# start of Stored rows

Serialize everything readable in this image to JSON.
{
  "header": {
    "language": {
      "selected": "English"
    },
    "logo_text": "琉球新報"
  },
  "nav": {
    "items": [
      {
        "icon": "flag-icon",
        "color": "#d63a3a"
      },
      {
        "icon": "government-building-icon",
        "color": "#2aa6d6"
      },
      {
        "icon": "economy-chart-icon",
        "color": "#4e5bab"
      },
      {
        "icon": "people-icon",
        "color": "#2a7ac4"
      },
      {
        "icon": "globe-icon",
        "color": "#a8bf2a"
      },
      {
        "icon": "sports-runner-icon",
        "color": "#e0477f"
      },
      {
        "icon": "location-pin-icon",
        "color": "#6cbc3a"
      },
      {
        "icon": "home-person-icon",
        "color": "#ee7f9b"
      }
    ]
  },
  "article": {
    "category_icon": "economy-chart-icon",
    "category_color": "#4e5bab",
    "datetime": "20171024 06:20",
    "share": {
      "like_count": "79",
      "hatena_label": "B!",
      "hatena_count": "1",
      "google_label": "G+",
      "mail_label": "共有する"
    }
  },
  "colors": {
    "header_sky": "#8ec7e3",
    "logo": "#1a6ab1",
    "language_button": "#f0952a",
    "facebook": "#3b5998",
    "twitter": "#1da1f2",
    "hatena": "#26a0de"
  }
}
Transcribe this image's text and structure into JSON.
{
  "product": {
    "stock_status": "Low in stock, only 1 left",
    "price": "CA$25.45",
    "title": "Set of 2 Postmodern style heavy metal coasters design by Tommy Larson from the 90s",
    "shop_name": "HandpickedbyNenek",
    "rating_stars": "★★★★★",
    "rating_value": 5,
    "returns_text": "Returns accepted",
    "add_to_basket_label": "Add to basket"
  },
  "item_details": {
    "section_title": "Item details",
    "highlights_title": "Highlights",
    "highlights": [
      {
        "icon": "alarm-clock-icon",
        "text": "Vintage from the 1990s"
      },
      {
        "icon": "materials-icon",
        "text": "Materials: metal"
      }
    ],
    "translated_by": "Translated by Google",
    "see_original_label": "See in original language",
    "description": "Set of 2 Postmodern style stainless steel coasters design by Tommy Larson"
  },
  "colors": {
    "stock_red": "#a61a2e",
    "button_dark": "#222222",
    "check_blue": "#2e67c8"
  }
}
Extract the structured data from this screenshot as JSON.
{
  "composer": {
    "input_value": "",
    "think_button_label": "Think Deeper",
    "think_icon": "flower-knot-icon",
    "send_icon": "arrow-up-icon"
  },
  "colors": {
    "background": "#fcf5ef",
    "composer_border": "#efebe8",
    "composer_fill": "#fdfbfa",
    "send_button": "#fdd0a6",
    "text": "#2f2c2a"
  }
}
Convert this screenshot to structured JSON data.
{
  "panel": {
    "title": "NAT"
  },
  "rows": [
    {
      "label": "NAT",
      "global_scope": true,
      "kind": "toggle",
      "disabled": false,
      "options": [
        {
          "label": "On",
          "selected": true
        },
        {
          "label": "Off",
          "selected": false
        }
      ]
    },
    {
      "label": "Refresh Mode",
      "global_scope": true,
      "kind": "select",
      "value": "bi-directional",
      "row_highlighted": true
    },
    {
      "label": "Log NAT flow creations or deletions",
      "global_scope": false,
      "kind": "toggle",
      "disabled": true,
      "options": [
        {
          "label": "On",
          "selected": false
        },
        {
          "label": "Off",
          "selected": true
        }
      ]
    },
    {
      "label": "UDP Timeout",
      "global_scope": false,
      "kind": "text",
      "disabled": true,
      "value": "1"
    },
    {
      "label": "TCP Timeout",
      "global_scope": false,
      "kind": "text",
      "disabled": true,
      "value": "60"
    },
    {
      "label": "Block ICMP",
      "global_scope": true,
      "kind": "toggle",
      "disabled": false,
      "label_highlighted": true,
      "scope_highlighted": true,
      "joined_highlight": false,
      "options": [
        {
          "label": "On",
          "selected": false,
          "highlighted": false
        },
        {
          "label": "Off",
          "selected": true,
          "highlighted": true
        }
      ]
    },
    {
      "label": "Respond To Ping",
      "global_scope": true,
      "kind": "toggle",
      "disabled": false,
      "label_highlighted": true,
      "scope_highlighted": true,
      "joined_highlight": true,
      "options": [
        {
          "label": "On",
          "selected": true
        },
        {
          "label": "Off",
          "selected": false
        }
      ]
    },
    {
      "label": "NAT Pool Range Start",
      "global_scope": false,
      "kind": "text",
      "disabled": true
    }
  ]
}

# end of Stored rows

*Task brief*.
Collect each line above holding the string "style".

*Result for this task*.
    "title": "Set of 2 Postmodern style heavy metal coasters design by Tommy Larson from the 90s",
    "description": "Set of 2 Postmodern style stainless steel coasters design by Tommy Larson"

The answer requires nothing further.